**SUPPLIED DATA**
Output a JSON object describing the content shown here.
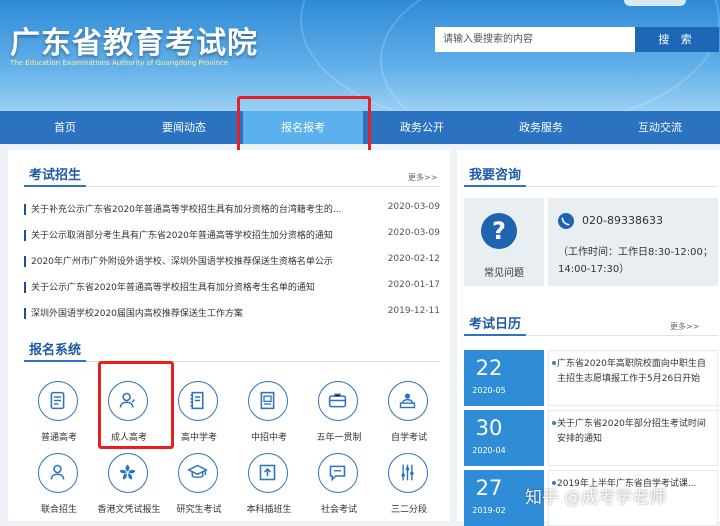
{
  "header": {
    "title_cn": "广东省教育考试院",
    "title_en": "The Education Examinations Authority of Guangdong Province",
    "top_button": "",
    "search_placeholder": "请输入要搜索的内容",
    "search_button": "搜 索"
  },
  "nav": [
    {
      "label": "首页"
    },
    {
      "label": "要闻动态"
    },
    {
      "label": "报名报考"
    },
    {
      "label": "政务公开"
    },
    {
      "label": "政务服务"
    },
    {
      "label": "互动交流"
    }
  ],
  "exam_recruit": {
    "title": "考试招生",
    "more": "更多>>",
    "items": [
      {
        "title": "关于补充公示广东省2020年普通高等学校招生具有加分资格的台湾籍考生的...",
        "date": "2020-03-09"
      },
      {
        "title": "关于公示取消部分考生具有广东省2020年普通高等学校招生加分资格的通知",
        "date": "2020-03-09"
      },
      {
        "title": "2020年广州市广外附设外语学校、深圳外国语学校推荐保送生资格名单公示",
        "date": "2020-02-12"
      },
      {
        "title": "关于公示广东省2020年普通高等学校招生具有加分资格考生名单的通知",
        "date": "2020-01-17"
      },
      {
        "title": "深圳外国语学校2020届国内高校推荐保送生工作方案",
        "date": "2019-12-11"
      }
    ]
  },
  "reg_system": {
    "title": "报名系统",
    "items": [
      {
        "label": "普通高考",
        "icon": "document-icon"
      },
      {
        "label": "成人高考",
        "icon": "adult-user-icon"
      },
      {
        "label": "高中学考",
        "icon": "notebook-icon"
      },
      {
        "label": "中招中考",
        "icon": "form-icon"
      },
      {
        "label": "五年一贯制",
        "icon": "briefcase-icon"
      },
      {
        "label": "自学考试",
        "icon": "laptop-user-icon"
      },
      {
        "label": "联合招生",
        "icon": "people-icon"
      },
      {
        "label": "香港文凭试报生",
        "icon": "bauhinia-icon"
      },
      {
        "label": "研究生考试",
        "icon": "graduation-cap-icon"
      },
      {
        "label": "本科插班生",
        "icon": "upload-icon"
      },
      {
        "label": "社会考试",
        "icon": "speech-bubble-icon"
      },
      {
        "label": "三二分段",
        "icon": "sliders-icon"
      }
    ]
  },
  "consult": {
    "title": "我要咨询",
    "faq_label": "常见问题",
    "phone": "020-89338633",
    "hours": "（工作时间：工作日8:30-12:00；14:00-17:30）"
  },
  "calendar": {
    "title": "考试日历",
    "more": "更多>>",
    "events": [
      {
        "day": "22",
        "ym": "2020-05",
        "text": "广东省2020年高职院校面向中职生自主招生志愿填报工作于5月26日开始"
      },
      {
        "day": "30",
        "ym": "2020-04",
        "text": "关于广东省2020年部分招生考试时间安排的通知"
      },
      {
        "day": "27",
        "ym": "2019-02",
        "text": "2019年上半年广东省自学考试课..."
      }
    ]
  },
  "watermark": "知乎 @成考学老师",
  "colors": {
    "nav_bg": "#2b72c0",
    "nav_active": "#5bb1ee",
    "accent": "#1e64b0",
    "highlight_box": "#e8201d"
  }
}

**EXERCISE DESCRIPTION**
Retype the whole listing, keeping every line identical and omitting all pictures.

**EXERCISE RESULT**
Output a JSON object describing the content shown here.
{
  "header": {
    "title_cn": "广东省教育考试院",
    "title_en": "The Education Examinations Authority of Guangdong Province",
    "top_button": "",
    "search_placeholder": "请输入要搜索的内容",
    "search_button": "搜 索"
  },
  "nav": [
    {
      "label": "首页"
    },
    {
      "label": "要闻动态"
    },
    {
      "label": "报名报考"
    },
    {
      "label": "政务公开"
    },
    {
      "label": "政务服务"
    },
    {
      "label": "互动交流"
    }
  ],
  "exam_recruit": {
    "title": "考试招生",
    "more": "更多>>",
    "items": [
      {
        "title": "关于补充公示广东省2020年普通高等学校招生具有加分资格的台湾籍考生的...",
        "date": "2020-03-09"
      },
      {
        "title": "关于公示取消部分考生具有广东省2020年普通高等学校招生加分资格的通知",
        "date": "2020-03-09"
      },
      {
        "title": "2020年广州市广外附设外语学校、深圳外国语学校推荐保送生资格名单公示",
        "date": "2020-02-12"
      },
      {
        "title": "关于公示广东省2020年普通高等学校招生具有加分资格考生名单的通知",
        "date": "2020-01-17"
      },
      {
        "title": "深圳外国语学校2020届国内高校推荐保送生工作方案",
        "date": "2019-12-11"
      }
    ]
  },
  "reg_system": {
    "title": "报名系统",
    "items": [
      {
        "label": "普通高考",
        "icon": "document-icon"
      },
      {
        "label": "成人高考",
        "icon": "adult-user-icon"
      },
      {
        "label": "高中学考",
        "icon": "notebook-icon"
      },
      {
        "label": "中招中考",
        "icon": "form-icon"
      },
      {
        "label": "五年一贯制",
        "icon": "briefcase-icon"
      },
      {
        "label": "自学考试",
        "icon": "laptop-user-icon"
      },
      {
        "label": "联合招生",
        "icon": "people-icon"
      },
      {
        "label": "香港文凭试报生",
        "icon": "bauhinia-icon"
      },
      {
        "label": "研究生考试",
        "icon": "graduation-cap-icon"
      },
      {
        "label": "本科插班生",
        "icon": "upload-icon"
      },
      {
        "label": "社会考试",
        "icon": "speech-bubble-icon"
      },
      {
        "label": "三二分段",
        "icon": "sliders-icon"
      }
    ]
  },
  "consult": {
    "title": "我要咨询",
    "faq_label": "常见问题",
    "phone": "020-89338633",
    "hours": "（工作时间：工作日8:30-12:00；14:00-17:30）"
  },
  "calendar": {
    "title": "考试日历",
    "more": "更多>>",
    "events": [
      {
        "day": "22",
        "ym": "2020-05",
        "text": "广东省2020年高职院校面向中职生自主招生志愿填报工作于5月26日开始"
      },
      {
        "day": "30",
        "ym": "2020-04",
        "text": "关于广东省2020年部分招生考试时间安排的通知"
      },
      {
        "day": "27",
        "ym": "2019-02",
        "text": "2019年上半年广东省自学考试课..."
      }
    ]
  },
  "watermark": "知乎 @成考学老师",
  "colors": {
    "nav_bg": "#2b72c0",
    "nav_active": "#5bb1ee",
    "accent": "#1e64b0",
    "highlight_box": "#e8201d"
  }
}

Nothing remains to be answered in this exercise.